- **THE PROBLEM**: Quote, verbatim, all material below, without pictures.

- **MATERIAL SHOWN**:
— start —
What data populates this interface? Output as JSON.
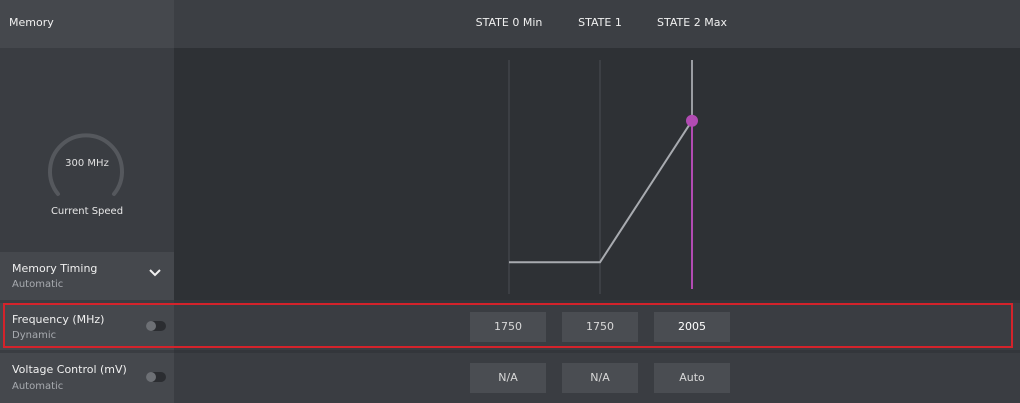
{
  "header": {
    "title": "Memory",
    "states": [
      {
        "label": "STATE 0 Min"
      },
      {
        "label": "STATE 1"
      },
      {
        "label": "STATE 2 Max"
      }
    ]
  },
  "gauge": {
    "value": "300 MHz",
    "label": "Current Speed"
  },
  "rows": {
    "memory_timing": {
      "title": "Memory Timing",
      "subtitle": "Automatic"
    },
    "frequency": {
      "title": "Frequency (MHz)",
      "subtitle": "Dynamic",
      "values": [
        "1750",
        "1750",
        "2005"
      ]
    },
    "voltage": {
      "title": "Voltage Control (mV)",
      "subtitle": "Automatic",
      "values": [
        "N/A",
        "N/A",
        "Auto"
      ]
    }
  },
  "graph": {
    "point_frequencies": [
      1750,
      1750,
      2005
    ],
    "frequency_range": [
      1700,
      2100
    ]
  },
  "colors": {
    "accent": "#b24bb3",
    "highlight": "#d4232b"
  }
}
— end —
- **COMPLETE RESPONSE**:
What data populates this interface? Output as JSON.
{
  "header": {
    "title": "Memory",
    "states": [
      {
        "label": "STATE 0 Min"
      },
      {
        "label": "STATE 1"
      },
      {
        "label": "STATE 2 Max"
      }
    ]
  },
  "gauge": {
    "value": "300 MHz",
    "label": "Current Speed"
  },
  "rows": {
    "memory_timing": {
      "title": "Memory Timing",
      "subtitle": "Automatic"
    },
    "frequency": {
      "title": "Frequency (MHz)",
      "subtitle": "Dynamic",
      "values": [
        "1750",
        "1750",
        "2005"
      ]
    },
    "voltage": {
      "title": "Voltage Control (mV)",
      "subtitle": "Automatic",
      "values": [
        "N/A",
        "N/A",
        "Auto"
      ]
    }
  },
  "graph": {
    "point_frequencies": [
      1750,
      1750,
      2005
    ],
    "frequency_range": [
      1700,
      2100
    ]
  },
  "colors": {
    "accent": "#b24bb3",
    "highlight": "#d4232b"
  }
}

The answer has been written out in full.